START Items

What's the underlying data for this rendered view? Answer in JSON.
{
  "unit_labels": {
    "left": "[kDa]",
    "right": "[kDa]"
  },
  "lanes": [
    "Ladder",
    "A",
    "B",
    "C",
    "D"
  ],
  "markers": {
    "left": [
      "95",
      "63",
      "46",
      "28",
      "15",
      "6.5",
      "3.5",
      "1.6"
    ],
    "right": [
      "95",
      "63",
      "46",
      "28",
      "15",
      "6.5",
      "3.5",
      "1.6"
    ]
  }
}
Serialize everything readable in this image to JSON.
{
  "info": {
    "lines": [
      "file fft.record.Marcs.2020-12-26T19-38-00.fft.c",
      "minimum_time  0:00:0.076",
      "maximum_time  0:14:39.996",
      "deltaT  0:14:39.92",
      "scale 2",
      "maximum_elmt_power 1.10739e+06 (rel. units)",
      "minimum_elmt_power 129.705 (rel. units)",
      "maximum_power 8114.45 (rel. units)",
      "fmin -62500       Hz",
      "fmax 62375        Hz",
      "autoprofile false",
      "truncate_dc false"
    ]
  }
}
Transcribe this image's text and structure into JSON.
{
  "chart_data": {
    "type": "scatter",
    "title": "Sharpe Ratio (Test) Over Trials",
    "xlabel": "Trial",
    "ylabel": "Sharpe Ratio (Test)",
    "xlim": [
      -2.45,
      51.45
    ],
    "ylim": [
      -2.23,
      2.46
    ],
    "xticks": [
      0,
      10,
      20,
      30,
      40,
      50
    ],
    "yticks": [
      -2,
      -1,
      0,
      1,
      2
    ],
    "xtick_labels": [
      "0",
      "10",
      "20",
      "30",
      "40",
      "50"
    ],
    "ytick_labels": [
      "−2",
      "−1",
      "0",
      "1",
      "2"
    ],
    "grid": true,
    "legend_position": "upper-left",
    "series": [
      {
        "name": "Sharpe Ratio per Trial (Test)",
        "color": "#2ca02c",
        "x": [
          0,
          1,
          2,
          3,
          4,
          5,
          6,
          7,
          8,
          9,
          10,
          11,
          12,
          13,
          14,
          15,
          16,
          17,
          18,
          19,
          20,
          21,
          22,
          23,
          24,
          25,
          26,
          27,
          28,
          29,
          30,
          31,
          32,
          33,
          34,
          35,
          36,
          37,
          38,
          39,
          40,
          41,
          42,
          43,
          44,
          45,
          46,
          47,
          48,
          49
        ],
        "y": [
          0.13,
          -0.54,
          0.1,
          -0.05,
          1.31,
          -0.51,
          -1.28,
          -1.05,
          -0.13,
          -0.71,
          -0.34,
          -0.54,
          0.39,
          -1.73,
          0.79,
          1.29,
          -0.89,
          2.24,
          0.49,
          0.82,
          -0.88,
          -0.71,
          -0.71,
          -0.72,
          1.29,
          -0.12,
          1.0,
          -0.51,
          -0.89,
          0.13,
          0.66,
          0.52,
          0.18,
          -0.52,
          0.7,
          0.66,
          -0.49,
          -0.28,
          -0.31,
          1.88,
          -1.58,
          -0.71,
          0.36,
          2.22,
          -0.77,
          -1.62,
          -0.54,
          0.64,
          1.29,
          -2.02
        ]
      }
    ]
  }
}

END Items

● Required task: Each line must be given again exactly as written above.

● Solution for this exercise:
What's the underlying data for this rendered view? Answer in JSON.
{
  "unit_labels": {
    "left": "[kDa]",
    "right": "[kDa]"
  },
  "lanes": [
    "Ladder",
    "A",
    "B",
    "C",
    "D"
  ],
  "markers": {
    "left": [
      "95",
      "63",
      "46",
      "28",
      "15",
      "6.5",
      "3.5",
      "1.6"
    ],
    "right": [
      "95",
      "63",
      "46",
      "28",
      "15",
      "6.5",
      "3.5",
      "1.6"
    ]
  }
}
Serialize everything readable in this image to JSON.
{
  "info": {
    "lines": [
      "file fft.record.Marcs.2020-12-26T19-38-00.fft.c",
      "minimum_time  0:00:0.076",
      "maximum_time  0:14:39.996",
      "deltaT  0:14:39.92",
      "scale 2",
      "maximum_elmt_power 1.10739e+06 (rel. units)",
      "minimum_elmt_power 129.705 (rel. units)",
      "maximum_power 8114.45 (rel. units)",
      "fmin -62500       Hz",
      "fmax 62375        Hz",
      "autoprofile false",
      "truncate_dc false"
    ]
  }
}
Transcribe this image's text and structure into JSON.
{
  "chart_data": {
    "type": "scatter",
    "title": "Sharpe Ratio (Test) Over Trials",
    "xlabel": "Trial",
    "ylabel": "Sharpe Ratio (Test)",
    "xlim": [
      -2.45,
      51.45
    ],
    "ylim": [
      -2.23,
      2.46
    ],
    "xticks": [
      0,
      10,
      20,
      30,
      40,
      50
    ],
    "yticks": [
      -2,
      -1,
      0,
      1,
      2
    ],
    "xtick_labels": [
      "0",
      "10",
      "20",
      "30",
      "40",
      "50"
    ],
    "ytick_labels": [
      "−2",
      "−1",
      "0",
      "1",
      "2"
    ],
    "grid": true,
    "legend_position": "upper-left",
    "series": [
      {
        "name": "Sharpe Ratio per Trial (Test)",
        "color": "#2ca02c",
        "x": [
          0,
          1,
          2,
          3,
          4,
          5,
          6,
          7,
          8,
          9,
          10,
          11,
          12,
          13,
          14,
          15,
          16,
          17,
          18,
          19,
          20,
          21,
          22,
          23,
          24,
          25,
          26,
          27,
          28,
          29,
          30,
          31,
          32,
          33,
          34,
          35,
          36,
          37,
          38,
          39,
          40,
          41,
          42,
          43,
          44,
          45,
          46,
          47,
          48,
          49
        ],
        "y": [
          0.13,
          -0.54,
          0.1,
          -0.05,
          1.31,
          -0.51,
          -1.28,
          -1.05,
          -0.13,
          -0.71,
          -0.34,
          -0.54,
          0.39,
          -1.73,
          0.79,
          1.29,
          -0.89,
          2.24,
          0.49,
          0.82,
          -0.88,
          -0.71,
          -0.71,
          -0.72,
          1.29,
          -0.12,
          1.0,
          -0.51,
          -0.89,
          0.13,
          0.66,
          0.52,
          0.18,
          -0.52,
          0.7,
          0.66,
          -0.49,
          -0.28,
          -0.31,
          1.88,
          -1.58,
          -0.71,
          0.36,
          2.22,
          -0.77,
          -1.62,
          -0.54,
          0.64,
          1.29,
          -2.02
        ]
      }
    ]
  }
}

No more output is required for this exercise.